# PROBLEM STATEMENT
Identify the lines holding "compact" and copy them.

+ + + + + + +

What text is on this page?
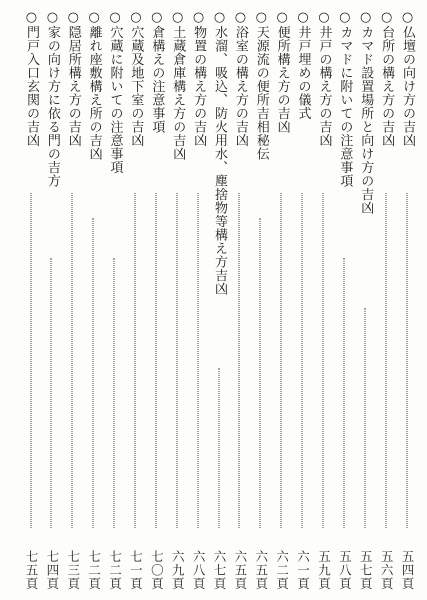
○仏壇の向け方の吉凶
五四頁
○台所の構え方の吉凶
五六頁
○カマド設置場所と向け方の吉凶
五七頁
○カマドに附いての注意事項
五八頁
○井戸の構え方の吉凶
五九頁
○井戸埋めの儀式
六一頁
○便所構え方の吉凶
六二頁
○天源流の便所吉相秘伝
六五頁
○浴室の構え方の吉凶
六五頁
○水溜、吸込、防火用水、塵捨物等構え方吉凶
六七頁
○物置の構え方の吉凶
六八頁
○土蔵倉庫構え方の吉凶
六九頁
○倉構えの注意事項
七〇頁
○穴蔵及地下室の吉凶
七一頁
○穴蔵に附いての注意事項
七二頁
○離れ座敷構え所の吉凶
七二頁
○隠居所構え方の吉凶
七三頁
○家の向け方に依る門の吉方
七四頁
○門戸入口玄関の吉凶
七五頁
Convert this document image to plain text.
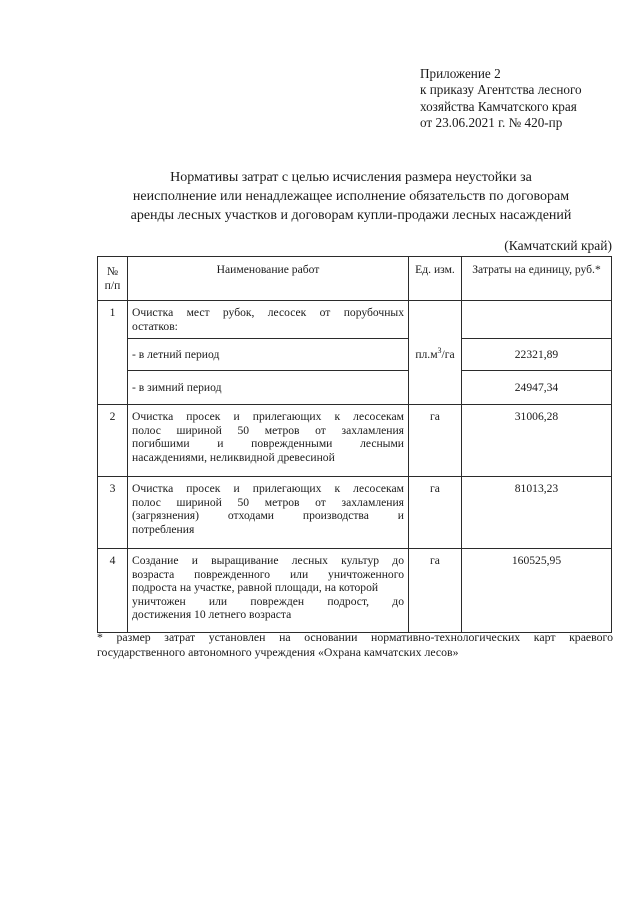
Приложение 2
к приказу Агентства лесного
хозяйства Камчатского края
от 23.06.2021 г. № 420-пр
Нормативы затрат с целью исчисления размера неустойки за
неисполнение или ненадлежащее исполнение обязательств по договорам
аренды лесных участков и договорам купли-продажи лесных насаждений
(Камчатский край)
№
п/п	Наименование работ	Ед. изм.	Затраты на единицу, руб.*
1	Очистка мест рубок, лесосек от порубочных
остатков:	$пл.м^3/га$	
	- в летний период		22321,89
	- в зимний период		24947,34
2	Очистка просек и прилегающих к лесосекам
полос шириной 50 метров от захламления
погибшими и поврежденными лесными
насаждениями, неликвидной древесиной	га	31006,28
3	Очистка просек и прилегающих к лесосекам
полос шириной 50 метров от захламления
(загрязнения) отходами производства и
потребления	га	81013,23
4	Создание и выращивание лесных культур до
возраста поврежденного или уничтоженного
подроста на участке, равной площади, на которой
уничтожен или поврежден подрост, до
достижения 10 летнего возраста	га	160525,95
* размер затрат установлен на основании нормативно-технологических карт краевого государственного автономного учреждения «Охрана камчатских лесов»
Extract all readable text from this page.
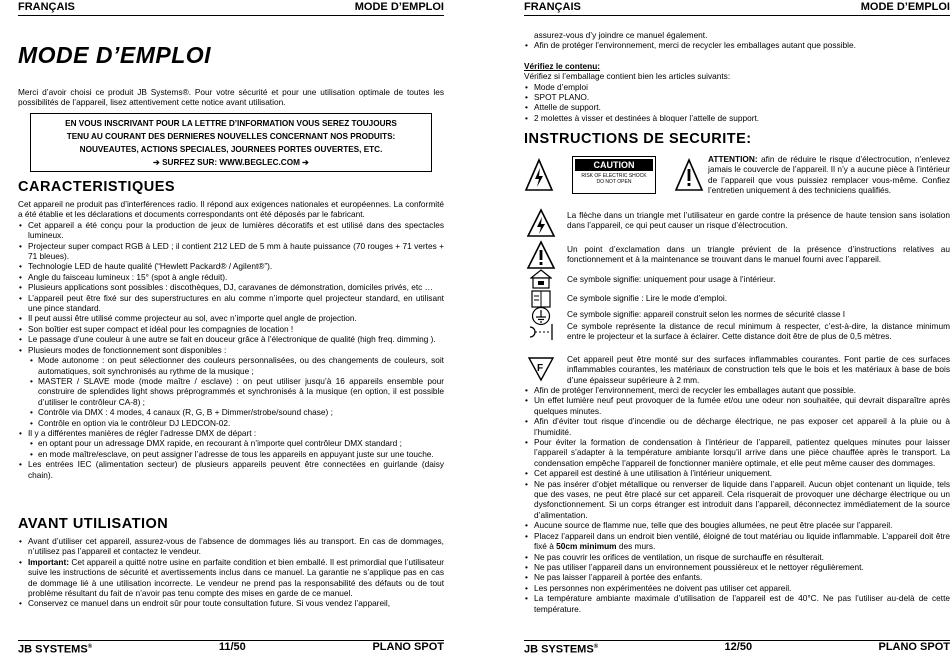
FRANÇAIS	MODE D’EMPLOI
MODE D’EMPLOI
Merci d’avoir choisi ce produit JB Systems®. Pour votre sécurité et pour une utilisation optimale de toutes les possibilités de l’appareil, lisez attentivement cette notice avant utilisation.
EN VOUS INSCRIVANT POUR LA LETTRE D’INFORMATION VOUS SEREZ TOUJOURS
TENU AU COURANT DES DERNIERES NOUVELLES CONCERNANT NOS PRODUITS:
NOUVEAUTES, ACTIONS SPECIALES, JOURNEES PORTES OUVERTES, ETC.
➔ SURFEZ SUR: WWW.BEGLEC.COM ➔
CARACTERISTIQUES
Cet appareil ne produit pas d’interférences radio. Il répond aux exigences nationales et européennes. La conformité a été établie et les déclarations et documents correspondants ont été déposés par le fabricant.
• Cet appareil a été conçu pour la production de jeux de lumières décoratifs et est utilisé dans des spectacles lumineux.
• Projecteur super compact RGB à LED ; il contient 212 LED de 5 mm à haute puissance (70 rouges + 71 vertes + 71 bleues).
• Technologie LED de haute qualité (“Hewlett Packard® / Agilent®”).
• Angle du faisceau lumineux : 15° (spot à angle réduit).
• Plusieurs applications sont possibles : discothèques, DJ, caravanes de démonstration, domiciles privés, etc …
• L’appareil peut être fixé sur des superstructures en alu comme n’importe quel projecteur standard, en utilisant une pince standard.
• Il peut aussi être utilisé comme projecteur au sol, avec n’importe quel angle de projection.
• Son boîtier est super compact et idéal pour les compagnies de location !
• Le passage d’une couleur à une autre se fait en douceur grâce à l’électronique de qualité (high freq. dimming ).
• Plusieurs modes de fonctionnement sont disponibles :
• Mode autonome : on peut sélectionner des couleurs personnalisées, ou des changements de couleurs, soit automatiques, soit synchronisés au rythme de la musique ;
• MASTER / SLAVE mode (mode maître / esclave) : on peut utiliser jusqu’à 16 appareils ensemble pour construire de splendides light shows préprogrammés et synchronisés à la musique (en option, il est possible d’utiliser le contrôleur CA-8) ;
• Contrôle via DMX : 4 modes, 4 canaux (R, G, B + Dimmer/strobe/sound chase) ;
• Contrôle en option via le contrôleur DJ LEDCON-02.
• Il y a différentes manières de régler l’adresse DMX de départ :
• en optant pour un adressage DMX rapide, en recourant à n’importe quel contrôleur DMX standard ;
• en mode maître/esclave, on peut assigner l’adresse de tous les appareils en appuyant juste sur une touche.
• Les entrées IEC (alimentation secteur) de plusieurs appareils peuvent être connectées en guirlande (daisy chain).
AVANT UTILISATION
• Avant d’utiliser cet appareil, assurez-vous de l’absence de dommages liés au transport. En cas de dommages, n’utilisez pas l’appareil et contactez le vendeur.
• Important: Cet appareil a quitté notre usine en parfaite condition et bien emballé. Il est primordial que l’utilisateur suive les instructions de sécurité et avertissements inclus dans ce manuel. La garantie ne s’applique pas en cas de dommage lié à une utilisation incorrecte. Le vendeur ne prend pas la responsabilité des défauts ou de tout problème résultant du fait de n’avoir pas tenu compte des mises en garde de ce manuel.
• Conservez ce manuel dans un endroit sûr pour toute consultation future. Si vous vendez l’appareil,
JB SYSTEMS®	11/50	PLANO SPOT
FRANÇAIS	MODE D’EMPLOI
assurez-vous d’y joindre ce manuel également.
• Afin de protéger l’environnement, merci de recycler les emballages autant que possible.
Vérifiez le contenu:
Vérifiez si l’emballage contient bien les articles suivants:
• Mode d’emploi
• SPOT PLANO.
• Attelle de support.
• 2 molettes à visser et destinées à bloquer l’attelle de support.
INSTRUCTIONS DE SECURITE:
CAUTION
RISK OF ELECTRIC SHOCK
DO NOT OPEN
ATTENTION: afin de réduire le risque d’électrocution, n’enlevez jamais le couvercle de l’appareil. Il n’y a aucune pièce à l’intérieur de l’appareil que vous puissiez remplacer vous-même. Confiez l’entretien uniquement à des techniciens qualifiés.
La flèche dans un triangle met l’utilisateur en garde contre la présence de haute tension sans isolation dans l’appareil, ce qui peut causer un risque d’électrocution.
Un point d’exclamation dans un triangle prévient de la présence d’instructions relatives au fonctionnement et à la maintenance se trouvant dans le manuel fourni avec l’appareil.
Ce symbole signifie: uniquement pour usage à l’intérieur.
Ce symbole signifie : Lire le mode d’emploi.
Ce symbole signifie: appareil construit selon les normes de sécurité classe I
Ce symbole représente la distance de recul minimum à respecter, c’est-à-dire, la distance minimum entre le projecteur et la surface à éclairer. Cette distance doit être de plus de 0,5 mètres.
F
Cet appareil peut être monté sur des surfaces inflammables courantes. Font partie de ces surfaces inflammables courantes, les matériaux de construction tels que le bois et les matériaux à base de bois d’une épaisseur supérieure à 2 mm.
• Afin de protéger l’environnement, merci de recycler les emballages autant que possible.
• Un effet lumière neuf peut provoquer de la fumée et/ou une odeur non souhaitée, qui devrait disparaître après quelques minutes.
• Afin d’éviter tout risque d’incendie ou de décharge électrique, ne pas exposer cet appareil à la pluie ou à l’humidité.
• Pour éviter la formation de condensation à l’intérieur de l’appareil, patientez quelques minutes pour laisser l’appareil s’adapter à la température ambiante lorsqu’il arrive dans une pièce chauffée après le transport. La condensation empêche l’appareil de fonctionner manière optimale, et elle peut même causer des dommages.
• Cet appareil est destiné à une utilisation à l’intérieur uniquement.
• Ne pas insérer d’objet métallique ou renverser de liquide dans l’appareil. Aucun objet contenant un liquide, tels que des vases, ne peut être placé sur cet appareil. Cela risquerait de provoquer une décharge électrique ou un dysfonctionnement. Si un corps étranger est introduit dans l’appareil, déconnectez immédiatement de la source d’alimentation.
• Aucune source de flamme nue, telle que des bougies allumées, ne peut être placée sur l’appareil.
• Placez l’appareil dans un endroit bien ventilé, éloigné de tout matériau ou liquide inflammable. L’appareil doit être fixé à 50cm minimum des murs.
• Ne pas couvrir les orifices de ventilation, un risque de surchauffe en résulterait.
• Ne pas utiliser l’appareil dans un environnement poussiéreux et le nettoyer régulièrement.
• Ne pas laisser l’appareil à portée des enfants.
• Les personnes non expérimentées ne doivent pas utiliser cet appareil.
• La température ambiante maximale d’utilisation de l’appareil est de 40°C. Ne pas l’utiliser au-delà de cette température.
JB SYSTEMS®	12/50	PLANO SPOT
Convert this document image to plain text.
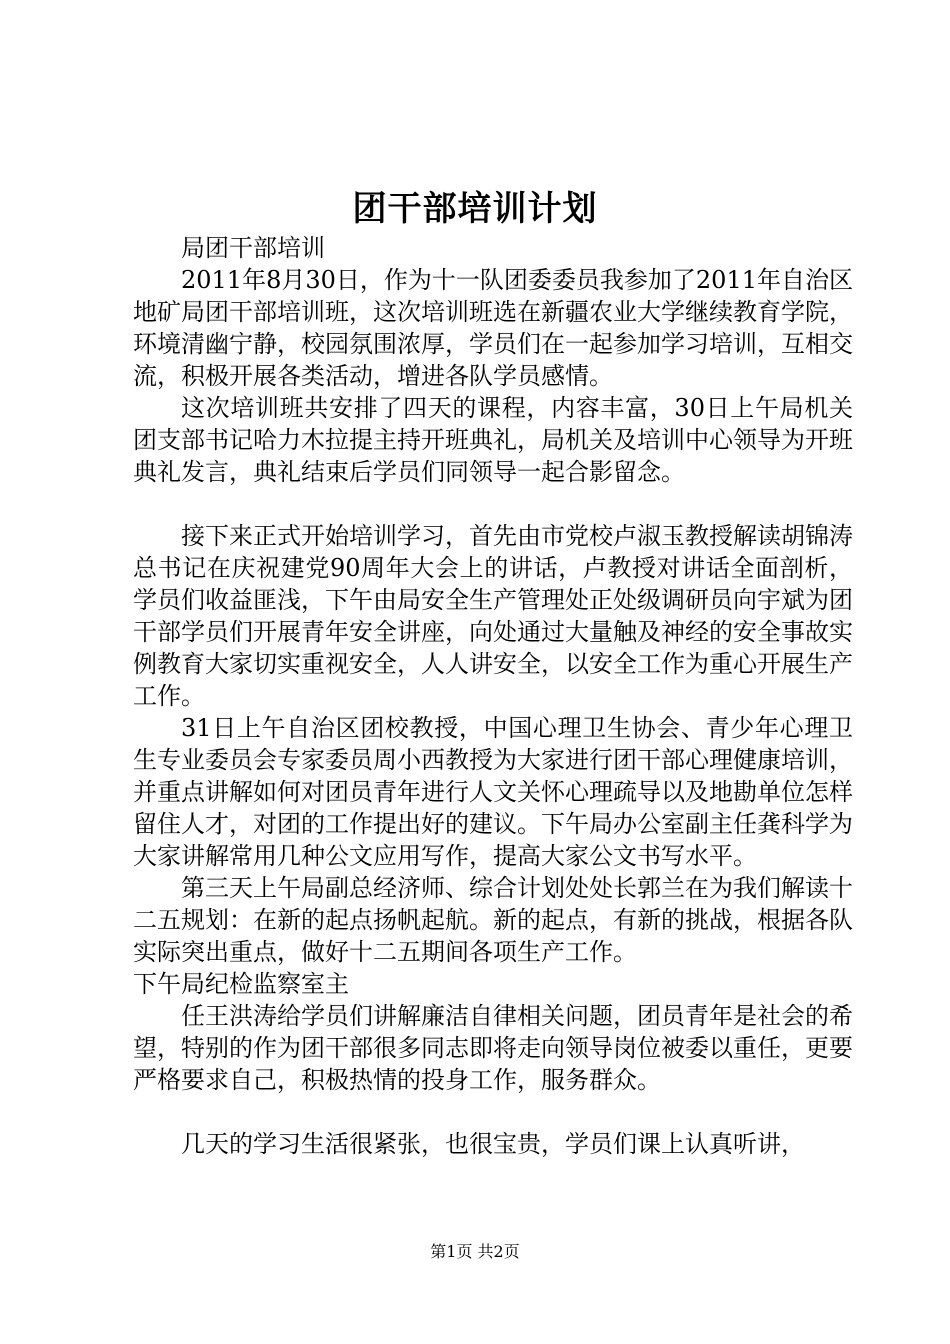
团干部培训计划

局团干部培训

2011年8月30日，作为十一队团委委员我参加了2011年自治区地矿局团干部培训班，这次培训班选在新疆农业大学继续教育学院，环境清幽宁静，校园氛围浓厚，学员们在一起参加学习培训，互相交流，积极开展各类活动，增进各队学员感情。

这次培训班共安排了四天的课程，内容丰富，30日上午局机关团支部书记哈力木拉提主持开班典礼，局机关及培训中心领导为开班典礼发言，典礼结束后学员们同领导一起合影留念。

接下来正式开始培训学习，首先由市党校卢淑玉教授解读胡锦涛总书记在庆祝建党90周年大会上的讲话，卢教授对讲话全面剖析，学员们收益匪浅，下午由局安全生产管理处正处级调研员向宇斌为团干部学员们开展青年安全讲座，向处通过大量触及神经的安全事故实例教育大家切实重视安全，人人讲安全，以安全工作为重心开展生产工作。

31日上午自治区团校教授，中国心理卫生协会、青少年心理卫生专业委员会专家委员周小西教授为大家进行团干部心理健康培训，并重点讲解如何对团员青年进行人文关怀心理疏导以及地勘单位怎样留住人才，对团的工作提出好的建议。下午局办公室副主任龚科学为大家讲解常用几种公文应用写作，提高大家公文书写水平。

第三天上午局副总经济师、综合计划处处长郭兰在为我们解读十二五规划：在新的起点扬帆起航。新的起点，有新的挑战，根据各队实际突出重点，做好十二五期间各项生产工作。

下午局纪检监察室主

任王洪涛给学员们讲解廉洁自律相关问题，团员青年是社会的希望，特别的作为团干部很多同志即将走向领导岗位被委以重任，更要严格要求自己，积极热情的投身工作，服务群众。

几天的学习生活很紧张，也很宝贵，学员们课上认真听讲，

第1页 共2页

+ + + + + + +

# WRITTEN SOLUTION
• Projecteur super compact RGB à LED ; il contient 212 LED de 5 mm à haute puissance (70 rouges + 71 vertes + 71 bleues).
• Son boîtier est super compact et idéal pour les compagnies de location !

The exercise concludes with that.